--- begin Stored records ---

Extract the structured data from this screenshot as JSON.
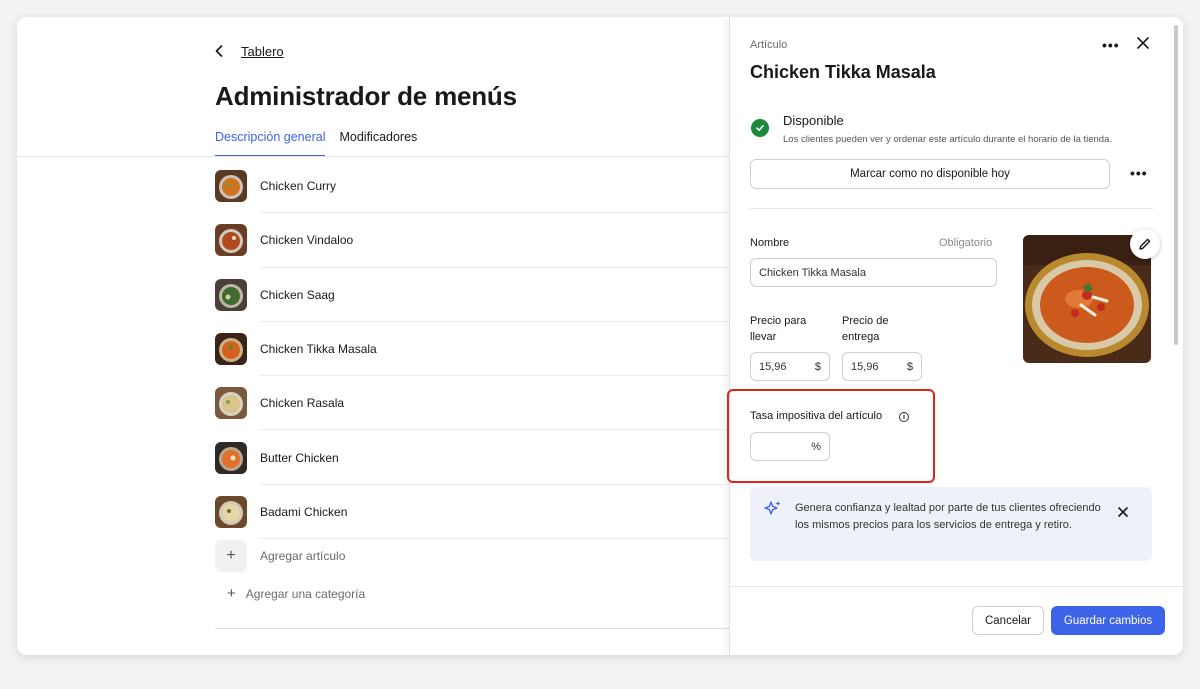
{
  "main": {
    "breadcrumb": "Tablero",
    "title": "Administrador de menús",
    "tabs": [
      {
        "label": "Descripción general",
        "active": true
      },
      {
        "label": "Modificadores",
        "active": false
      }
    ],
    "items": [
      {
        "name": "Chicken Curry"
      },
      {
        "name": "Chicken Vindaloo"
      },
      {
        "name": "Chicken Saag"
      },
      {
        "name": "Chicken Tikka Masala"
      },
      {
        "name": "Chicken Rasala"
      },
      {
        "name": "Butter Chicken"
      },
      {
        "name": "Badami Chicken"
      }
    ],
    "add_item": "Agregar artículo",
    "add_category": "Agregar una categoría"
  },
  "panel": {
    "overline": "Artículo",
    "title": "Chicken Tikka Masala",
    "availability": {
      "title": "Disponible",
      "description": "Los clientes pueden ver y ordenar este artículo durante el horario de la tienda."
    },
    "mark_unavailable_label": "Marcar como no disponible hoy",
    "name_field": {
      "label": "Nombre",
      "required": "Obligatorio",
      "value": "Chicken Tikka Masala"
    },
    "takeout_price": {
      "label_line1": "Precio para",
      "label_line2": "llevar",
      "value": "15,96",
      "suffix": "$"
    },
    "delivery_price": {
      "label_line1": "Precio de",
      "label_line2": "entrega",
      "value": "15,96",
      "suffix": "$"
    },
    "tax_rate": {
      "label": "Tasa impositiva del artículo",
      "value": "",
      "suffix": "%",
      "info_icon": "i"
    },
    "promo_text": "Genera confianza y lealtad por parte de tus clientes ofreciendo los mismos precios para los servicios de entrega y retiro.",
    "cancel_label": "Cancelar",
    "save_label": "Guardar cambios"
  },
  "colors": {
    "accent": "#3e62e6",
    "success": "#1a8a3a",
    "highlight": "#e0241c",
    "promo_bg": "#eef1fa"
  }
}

--- end Stored records ---
--- begin Stored records ---

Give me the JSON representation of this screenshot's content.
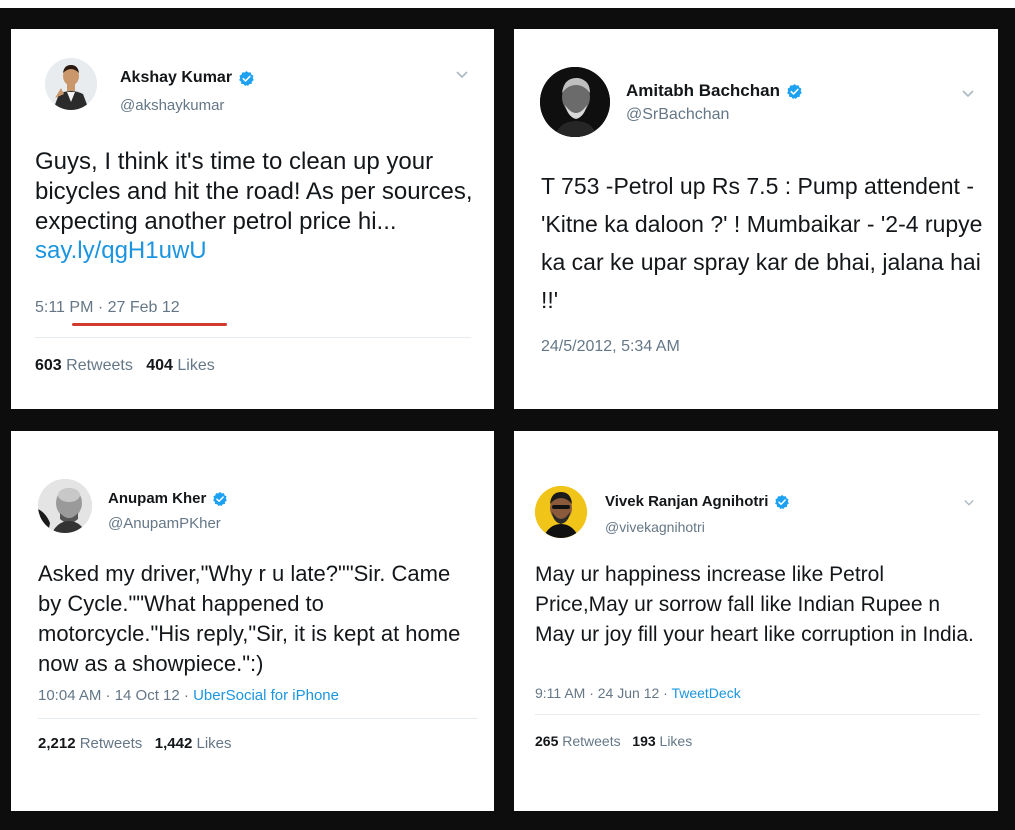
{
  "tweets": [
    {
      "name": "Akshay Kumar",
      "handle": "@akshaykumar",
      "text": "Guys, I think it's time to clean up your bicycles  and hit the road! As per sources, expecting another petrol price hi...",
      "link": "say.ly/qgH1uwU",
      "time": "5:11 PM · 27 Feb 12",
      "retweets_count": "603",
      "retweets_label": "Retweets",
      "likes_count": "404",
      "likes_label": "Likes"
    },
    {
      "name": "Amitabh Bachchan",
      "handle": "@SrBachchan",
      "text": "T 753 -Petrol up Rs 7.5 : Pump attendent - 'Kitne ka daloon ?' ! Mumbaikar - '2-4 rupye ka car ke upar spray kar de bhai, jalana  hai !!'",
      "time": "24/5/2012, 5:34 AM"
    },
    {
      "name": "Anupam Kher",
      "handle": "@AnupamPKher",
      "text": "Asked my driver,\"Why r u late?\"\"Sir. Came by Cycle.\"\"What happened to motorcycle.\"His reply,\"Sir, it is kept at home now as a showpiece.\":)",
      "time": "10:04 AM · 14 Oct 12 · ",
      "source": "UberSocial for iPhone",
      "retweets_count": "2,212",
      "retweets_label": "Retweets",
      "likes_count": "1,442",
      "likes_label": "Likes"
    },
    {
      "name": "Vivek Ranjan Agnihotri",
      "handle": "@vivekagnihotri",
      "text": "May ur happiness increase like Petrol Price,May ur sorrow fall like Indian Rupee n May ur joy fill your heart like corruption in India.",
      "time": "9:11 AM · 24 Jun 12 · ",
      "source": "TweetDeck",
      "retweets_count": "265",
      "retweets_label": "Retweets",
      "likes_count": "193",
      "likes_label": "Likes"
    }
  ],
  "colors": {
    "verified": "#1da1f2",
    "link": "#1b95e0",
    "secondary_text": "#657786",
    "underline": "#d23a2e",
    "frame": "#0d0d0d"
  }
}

--- end Stored records ---

Aim of the exercise:
Look through the entries above for the word "this". Copy every line where it shows up.

Answer for the task:
Extract the structured data from this screenshot as JSON.
Give me the JSON representation of this screenshot's content.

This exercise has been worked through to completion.